» YOUR GOAL:
All of the data below must be repeated exactly.

» STORED RECORDS:
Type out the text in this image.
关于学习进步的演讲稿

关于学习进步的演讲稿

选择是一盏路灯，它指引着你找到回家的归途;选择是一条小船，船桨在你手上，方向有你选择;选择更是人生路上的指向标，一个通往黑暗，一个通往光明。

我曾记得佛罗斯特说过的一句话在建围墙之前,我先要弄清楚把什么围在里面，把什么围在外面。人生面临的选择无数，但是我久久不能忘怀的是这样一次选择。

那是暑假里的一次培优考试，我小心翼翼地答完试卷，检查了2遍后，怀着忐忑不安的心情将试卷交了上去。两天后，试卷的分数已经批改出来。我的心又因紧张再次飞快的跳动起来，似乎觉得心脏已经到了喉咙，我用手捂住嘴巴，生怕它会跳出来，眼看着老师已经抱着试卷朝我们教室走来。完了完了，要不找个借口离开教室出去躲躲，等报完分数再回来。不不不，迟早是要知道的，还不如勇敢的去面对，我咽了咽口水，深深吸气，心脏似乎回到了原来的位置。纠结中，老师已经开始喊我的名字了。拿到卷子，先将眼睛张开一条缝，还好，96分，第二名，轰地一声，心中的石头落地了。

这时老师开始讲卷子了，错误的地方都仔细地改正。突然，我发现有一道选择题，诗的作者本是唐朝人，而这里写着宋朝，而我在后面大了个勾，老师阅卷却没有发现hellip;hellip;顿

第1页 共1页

» TASK OUTPUT:
Type out the text in this image.
关于学习进步的演讲稿

关于学习进步的演讲稿

选择是一盏路灯，它指引着你找到回家的归途;选择是一条小船，船桨在你手上，方向有你选择;选择更是人生路上的指向标，一个通往黑暗，一个通往光明。

我曾记得佛罗斯特说过的一句话在建围墙之前,我先要弄清楚把什么围在里面，把什么围在外面。人生面临的选择无数，但是我久久不能忘怀的是这样一次选择。

那是暑假里的一次培优考试，我小心翼翼地答完试卷，检查了2遍后，怀着忐忑不安的心情将试卷交了上去。两天后，试卷的分数已经批改出来。我的心又因紧张再次飞快的跳动起来，似乎觉得心脏已经到了喉咙，我用手捂住嘴巴，生怕它会跳出来，眼看着老师已经抱着试卷朝我们教室走来。完了完了，要不找个借口离开教室出去躲躲，等报完分数再回来。不不不，迟早是要知道的，还不如勇敢的去面对，我咽了咽口水，深深吸气，心脏似乎回到了原来的位置。纠结中，老师已经开始喊我的名字了。拿到卷子，先将眼睛张开一条缝，还好，96分，第二名，轰地一声，心中的石头落地了。

这时老师开始讲卷子了，错误的地方都仔细地改正。突然，我发现有一道选择题，诗的作者本是唐朝人，而这里写着宋朝，而我在后面大了个勾，老师阅卷却没有发现hellip;hellip;顿

第1页 共1页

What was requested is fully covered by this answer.